Directions = Please copy every line of the data below word for word, leaving out the pictures.

Records for this exercise =
——————————
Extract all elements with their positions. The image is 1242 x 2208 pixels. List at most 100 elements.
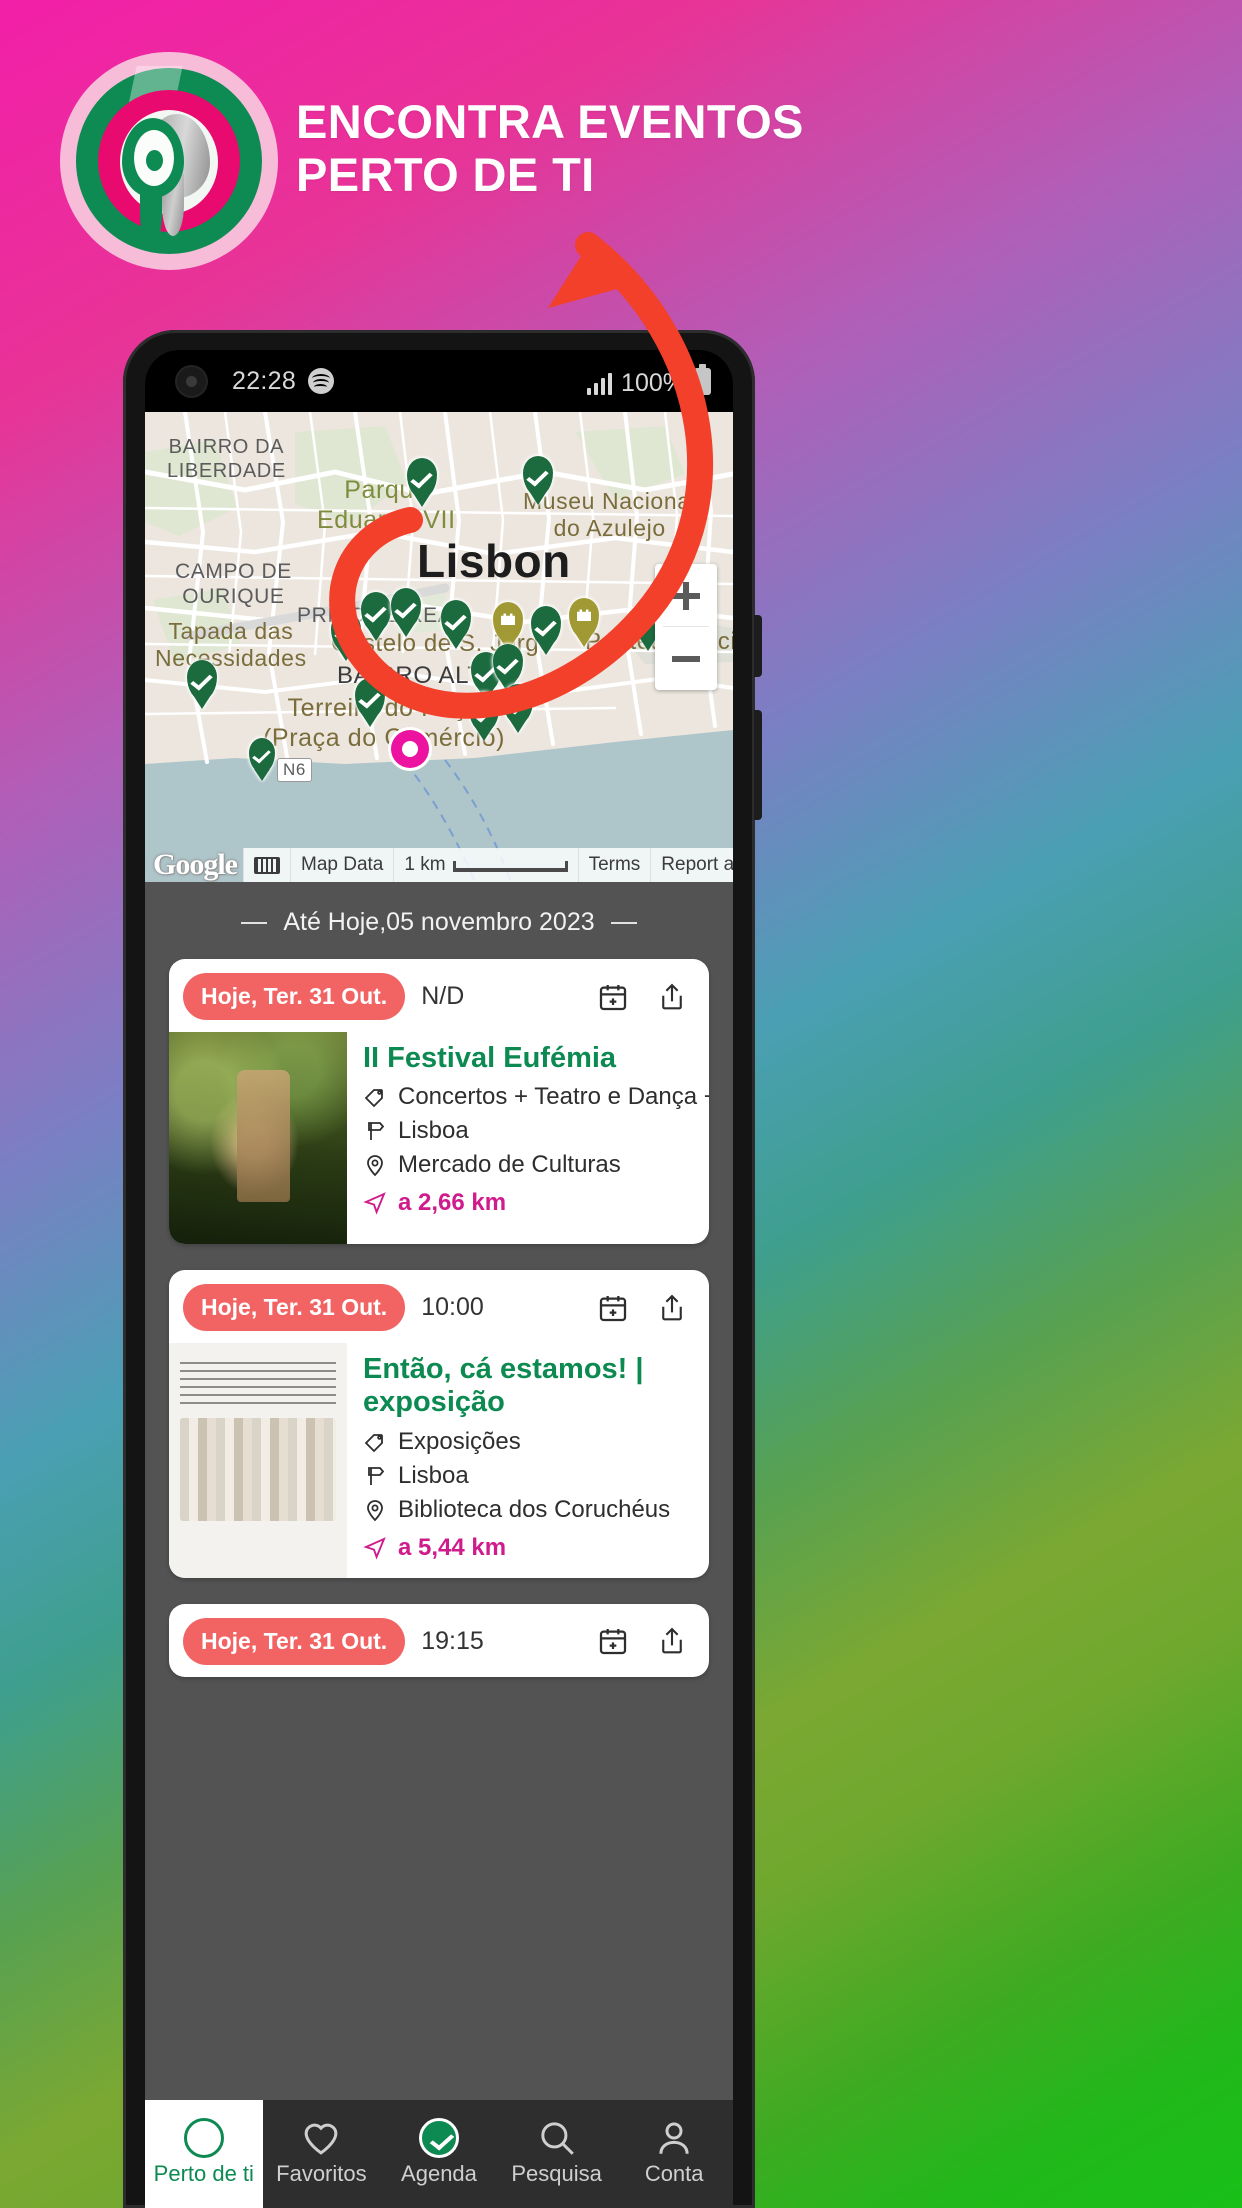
event-category-row: Exposições	[363, 1428, 691, 1456]
event-thumbnail	[169, 1343, 347, 1578]
nav-item-pesquisa[interactable]: Pesquisa	[498, 2100, 616, 2208]
share-icon[interactable]	[657, 1624, 689, 1658]
map-attribution-bar: Google Map Data 1 km Terms Report a map …	[145, 848, 733, 882]
search-icon	[536, 2116, 578, 2160]
add-to-calendar-icon[interactable]	[597, 1624, 629, 1658]
nav-item-favoritos[interactable]: Favoritos	[263, 2100, 381, 2208]
heart-icon	[300, 2116, 342, 2160]
tag-icon	[363, 1430, 387, 1454]
event-city: Lisboa	[398, 1461, 469, 1489]
event-card[interactable]: Hoje, Ter. 31 Out. 10:00 Então, cá estam…	[169, 1270, 709, 1578]
compass-icon	[183, 2116, 224, 2160]
event-card-header: Hoje, Ter. 31 Out. N/D	[169, 959, 709, 1032]
event-venue: Mercado de Culturas	[398, 1151, 621, 1179]
event-city-row: Lisboa	[363, 1462, 691, 1490]
date-separator: Até Hoje,05 novembro 2023	[145, 882, 733, 959]
event-distance-row: a 2,66 km	[363, 1189, 709, 1217]
event-venue-row: Biblioteca dos Coruchéus	[363, 1496, 691, 1524]
map-zoom-controls[interactable]	[655, 564, 717, 690]
zoom-out-button[interactable]	[655, 627, 717, 690]
tag-icon	[363, 1085, 387, 1109]
event-card[interactable]: Hoje, Ter. 31 Out. 19:15	[169, 1603, 709, 1677]
minus-icon	[672, 655, 700, 662]
phone-button-power	[754, 710, 762, 820]
check-circle-icon	[418, 2116, 459, 2160]
nav-item-agenda[interactable]: Agenda	[380, 2100, 498, 2208]
add-to-calendar-icon[interactable]	[597, 980, 629, 1014]
event-time: 10:00	[421, 1293, 484, 1321]
keyboard-shortcuts-button[interactable]	[243, 848, 290, 882]
date-separator-label: Até Hoje,05 novembro 2023	[283, 908, 595, 936]
logo-pin-dot	[146, 150, 163, 171]
share-icon[interactable]	[657, 1291, 689, 1325]
event-date-badge: Hoje, Ter. 31 Out.	[183, 973, 406, 1020]
event-card-header: Hoje, Ter. 31 Out. 10:00	[169, 1270, 709, 1343]
map-scale: 1 km	[393, 848, 578, 882]
map-label: Museu Nacional do Azulejo	[523, 488, 697, 542]
location-pin-icon	[363, 1153, 387, 1177]
battery-icon	[694, 363, 711, 395]
battery-percent: 100%	[621, 368, 685, 397]
event-city: Lisboa	[398, 1117, 469, 1145]
promo-header: ENCONTRA EVENTOS PERTO DE TI	[0, 0, 1242, 330]
event-distance: a 2,66 km	[398, 1189, 507, 1217]
status-bar: 22:28 100%	[145, 350, 733, 412]
event-title[interactable]: II Festival Eufémia	[363, 1042, 709, 1075]
event-card[interactable]: Hoje, Ter. 31 Out. N/D II Festival Eufém…	[169, 959, 709, 1244]
nav-label: Perto de ti	[153, 2161, 254, 2186]
event-time: N/D	[421, 982, 465, 1010]
report-map-error-link[interactable]: Report a map error	[650, 848, 733, 882]
event-details: Então, cá estamos! | exposição Exposiçõe…	[347, 1343, 709, 1578]
location-pin-icon	[363, 1498, 387, 1522]
signal-bars-icon	[586, 372, 613, 395]
nav-label: Favoritos	[276, 2161, 367, 2186]
event-card-body: Então, cá estamos! | exposição Exposiçõe…	[169, 1343, 709, 1578]
front-camera-icon	[177, 366, 206, 396]
signpost-icon	[363, 1119, 387, 1143]
event-details: II Festival Eufémia Concertos + Teatro e…	[347, 1032, 709, 1244]
nav-label: Conta	[644, 2161, 704, 2186]
separator-dash-right	[610, 921, 637, 924]
plus-icon	[672, 581, 700, 610]
navigation-arrow-icon	[363, 1536, 387, 1560]
event-time: 19:15	[421, 1626, 484, 1655]
event-city-row: Lisboa	[363, 1117, 709, 1145]
nav-item-conta[interactable]: Conta	[615, 2100, 733, 2208]
keyboard-icon	[254, 856, 280, 874]
map-scale-bar-icon	[452, 861, 568, 872]
bottom-navigation: Perto de ti Favoritos Agenda Pesquisa Co…	[145, 2100, 733, 2208]
event-card-actions	[597, 980, 689, 1014]
event-distance-row: a 5,44 km	[363, 1534, 691, 1562]
event-distance: a 5,44 km	[398, 1533, 507, 1561]
event-venue: Biblioteca dos Coruchéus	[398, 1495, 671, 1523]
zoom-in-button[interactable]	[655, 564, 717, 627]
terms-link[interactable]: Terms	[577, 848, 651, 882]
event-date-badge: Hoje, Ter. 31 Out.	[183, 1617, 406, 1665]
nav-item-perto-de-ti[interactable]: Perto de ti	[145, 2100, 263, 2208]
event-title[interactable]: Então, cá estamos! | exposição	[363, 1353, 691, 1420]
map-view[interactable]: BAIRRO DA LIBERDADE Parque Eduardo VII C…	[145, 412, 733, 882]
event-category: Exposições	[398, 1427, 521, 1455]
app-logo	[60, 52, 278, 270]
map-label: Tapada das Necessidades	[155, 618, 307, 672]
separator-dash-left	[241, 921, 268, 924]
signpost-icon	[363, 1464, 387, 1488]
map-data-link[interactable]: Map Data	[290, 848, 394, 882]
share-icon[interactable]	[657, 980, 689, 1014]
event-category: Concertos + Teatro e Dança + Festivais	[398, 1083, 709, 1111]
event-venue-row: Mercado de Culturas	[363, 1151, 709, 1179]
phone-screen: 22:28 100% BAIRRO DA LIBERDADE Parque Ed…	[145, 350, 733, 2208]
phone-button-volume	[754, 615, 762, 677]
current-location-marker	[391, 730, 429, 768]
navigation-arrow-icon	[363, 1191, 387, 1216]
add-to-calendar-icon[interactable]	[597, 1291, 629, 1325]
promo-headline-line2: PERTO DE TI	[296, 147, 595, 201]
event-date-badge: Hoje, Ter. 31 Out.	[183, 1284, 406, 1331]
event-card-actions	[597, 1291, 689, 1325]
status-time: 22:28	[232, 366, 297, 395]
phone-mockup: 22:28 100% BAIRRO DA LIBERDADE Parque Ed…	[123, 330, 762, 2208]
event-list[interactable]: Até Hoje,05 novembro 2023 Hoje, Ter. 31 …	[145, 882, 733, 2208]
promo-headline: ENCONTRA EVENTOS PERTO DE TI	[296, 95, 804, 201]
map-label: BAIRRO DA LIBERDADE	[167, 436, 286, 482]
event-card-body: II Festival Eufémia Concertos + Teatro e…	[169, 1032, 709, 1244]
——————————
Completed exercise =
Extract all elements with their positions. The image is 1242 x 2208 pixels. List at most 100 elements.
event-category-row: Exposições	[363, 1428, 691, 1456]
event-thumbnail	[169, 1343, 347, 1578]
nav-item-pesquisa[interactable]: Pesquisa	[498, 2100, 616, 2208]
share-icon[interactable]	[657, 1624, 689, 1658]
map-attribution-bar: Google Map Data 1 km Terms Report a map …	[145, 848, 733, 882]
search-icon	[536, 2116, 578, 2160]
add-to-calendar-icon[interactable]	[597, 1624, 629, 1658]
nav-item-favoritos[interactable]: Favoritos	[263, 2100, 381, 2208]
heart-icon	[300, 2116, 342, 2160]
tag-icon	[363, 1430, 387, 1454]
event-city: Lisboa	[398, 1461, 469, 1489]
event-card[interactable]: Hoje, Ter. 31 Out. 10:00 Então, cá estam…	[169, 1270, 709, 1578]
compass-icon	[183, 2116, 224, 2160]
event-card-header: Hoje, Ter. 31 Out. N/D	[169, 959, 709, 1032]
event-venue: Mercado de Culturas	[398, 1151, 621, 1179]
event-city-row: Lisboa	[363, 1462, 691, 1490]
date-separator: Até Hoje,05 novembro 2023	[145, 882, 733, 959]
event-distance-row: a 2,66 km	[363, 1189, 709, 1217]
event-venue-row: Biblioteca dos Coruchéus	[363, 1496, 691, 1524]
map-zoom-controls[interactable]	[655, 564, 717, 690]
zoom-out-button[interactable]	[655, 627, 717, 690]
tag-icon	[363, 1085, 387, 1109]
event-card[interactable]: Hoje, Ter. 31 Out. 19:15	[169, 1603, 709, 1677]
minus-icon	[672, 655, 700, 662]
phone-button-power	[754, 710, 762, 820]
check-circle-icon	[418, 2116, 459, 2160]
nav-item-agenda[interactable]: Agenda	[380, 2100, 498, 2208]
add-to-calendar-icon[interactable]	[597, 980, 629, 1014]
event-time: 10:00	[421, 1293, 484, 1321]
keyboard-shortcuts-button[interactable]	[243, 848, 290, 882]
date-separator-label: Até Hoje,05 novembro 2023	[283, 908, 595, 936]
logo-pin-dot	[146, 150, 163, 171]
share-icon[interactable]	[657, 1291, 689, 1325]
event-date-badge: Hoje, Ter. 31 Out.	[183, 973, 406, 1020]
event-card-header: Hoje, Ter. 31 Out. 10:00	[169, 1270, 709, 1343]
map-scale: 1 km	[393, 848, 578, 882]
map-label: Museu Nacional do Azulejo	[523, 488, 697, 542]
location-pin-icon	[363, 1153, 387, 1177]
battery-icon	[694, 363, 711, 395]
battery-percent: 100%	[621, 368, 685, 397]
event-city: Lisboa	[398, 1117, 469, 1145]
promo-header: ENCONTRA EVENTOS PERTO DE TI	[0, 0, 1242, 330]
event-distance: a 2,66 km	[398, 1189, 507, 1217]
status-bar: 22:28 100%	[145, 350, 733, 412]
event-title[interactable]: II Festival Eufémia	[363, 1042, 709, 1075]
event-card[interactable]: Hoje, Ter. 31 Out. N/D II Festival Eufém…	[169, 959, 709, 1244]
nav-label: Perto de ti	[153, 2161, 254, 2186]
event-time: N/D	[421, 982, 465, 1010]
report-map-error-link[interactable]: Report a map error	[650, 848, 733, 882]
event-details: Então, cá estamos! | exposição Exposiçõe…	[347, 1343, 709, 1578]
location-pin-icon	[363, 1498, 387, 1522]
signal-bars-icon	[586, 372, 613, 395]
nav-label: Favoritos	[276, 2161, 367, 2186]
event-card-body: Então, cá estamos! | exposição Exposiçõe…	[169, 1343, 709, 1578]
front-camera-icon	[177, 366, 206, 396]
signpost-icon	[363, 1119, 387, 1143]
event-details: II Festival Eufémia Concertos + Teatro e…	[347, 1032, 709, 1244]
nav-label: Conta	[644, 2161, 704, 2186]
separator-dash-right	[610, 921, 637, 924]
plus-icon	[672, 581, 700, 610]
navigation-arrow-icon	[363, 1536, 387, 1560]
event-time: 19:15	[421, 1626, 484, 1655]
event-city-row: Lisboa	[363, 1117, 709, 1145]
nav-item-conta[interactable]: Conta	[615, 2100, 733, 2208]
keyboard-icon	[254, 856, 280, 874]
map-scale-bar-icon	[452, 861, 568, 872]
bottom-navigation: Perto de ti Favoritos Agenda Pesquisa Co…	[145, 2100, 733, 2208]
event-card-actions	[597, 980, 689, 1014]
event-distance-row: a 5,44 km	[363, 1534, 691, 1562]
event-distance: a 5,44 km	[398, 1533, 507, 1561]
event-venue: Biblioteca dos Coruchéus	[398, 1495, 671, 1523]
zoom-in-button[interactable]	[655, 564, 717, 627]
terms-link[interactable]: Terms	[577, 848, 651, 882]
event-date-badge: Hoje, Ter. 31 Out.	[183, 1617, 406, 1665]
nav-item-perto-de-ti[interactable]: Perto de ti	[145, 2100, 263, 2208]
event-title[interactable]: Então, cá estamos! | exposição	[363, 1353, 691, 1420]
map-view[interactable]: BAIRRO DA LIBERDADE Parque Eduardo VII C…	[145, 412, 733, 882]
event-category: Exposições	[398, 1427, 521, 1455]
app-logo	[60, 52, 278, 270]
map-label: Tapada das Necessidades	[155, 618, 307, 672]
separator-dash-left	[241, 921, 268, 924]
signpost-icon	[363, 1464, 387, 1488]
map-data-link[interactable]: Map Data	[290, 848, 394, 882]
share-icon[interactable]	[657, 980, 689, 1014]
event-category: Concertos + Teatro e Dança + Festivais	[398, 1083, 709, 1111]
event-venue-row: Mercado de Culturas	[363, 1151, 709, 1179]
phone-screen: 22:28 100% BAIRRO DA LIBERDADE Parque Ed…	[145, 350, 733, 2208]
phone-button-volume	[754, 615, 762, 677]
current-location-marker	[391, 730, 429, 768]
navigation-arrow-icon	[363, 1191, 387, 1216]
add-to-calendar-icon[interactable]	[597, 1291, 629, 1325]
promo-headline-line2: PERTO DE TI	[296, 147, 595, 201]
event-date-badge: Hoje, Ter. 31 Out.	[183, 1284, 406, 1331]
event-card-actions	[597, 1291, 689, 1325]
status-time: 22:28	[232, 366, 297, 395]
phone-mockup: 22:28 100% BAIRRO DA LIBERDADE Parque Ed…	[123, 330, 762, 2208]
event-list[interactable]: Até Hoje,05 novembro 2023 Hoje, Ter. 31 …	[145, 882, 733, 2208]
promo-headline: ENCONTRA EVENTOS PERTO DE TI	[296, 95, 804, 201]
map-label: BAIRRO DA LIBERDADE	[167, 436, 286, 482]
event-card-body: II Festival Eufémia Concertos + Teatro e…	[169, 1032, 709, 1244]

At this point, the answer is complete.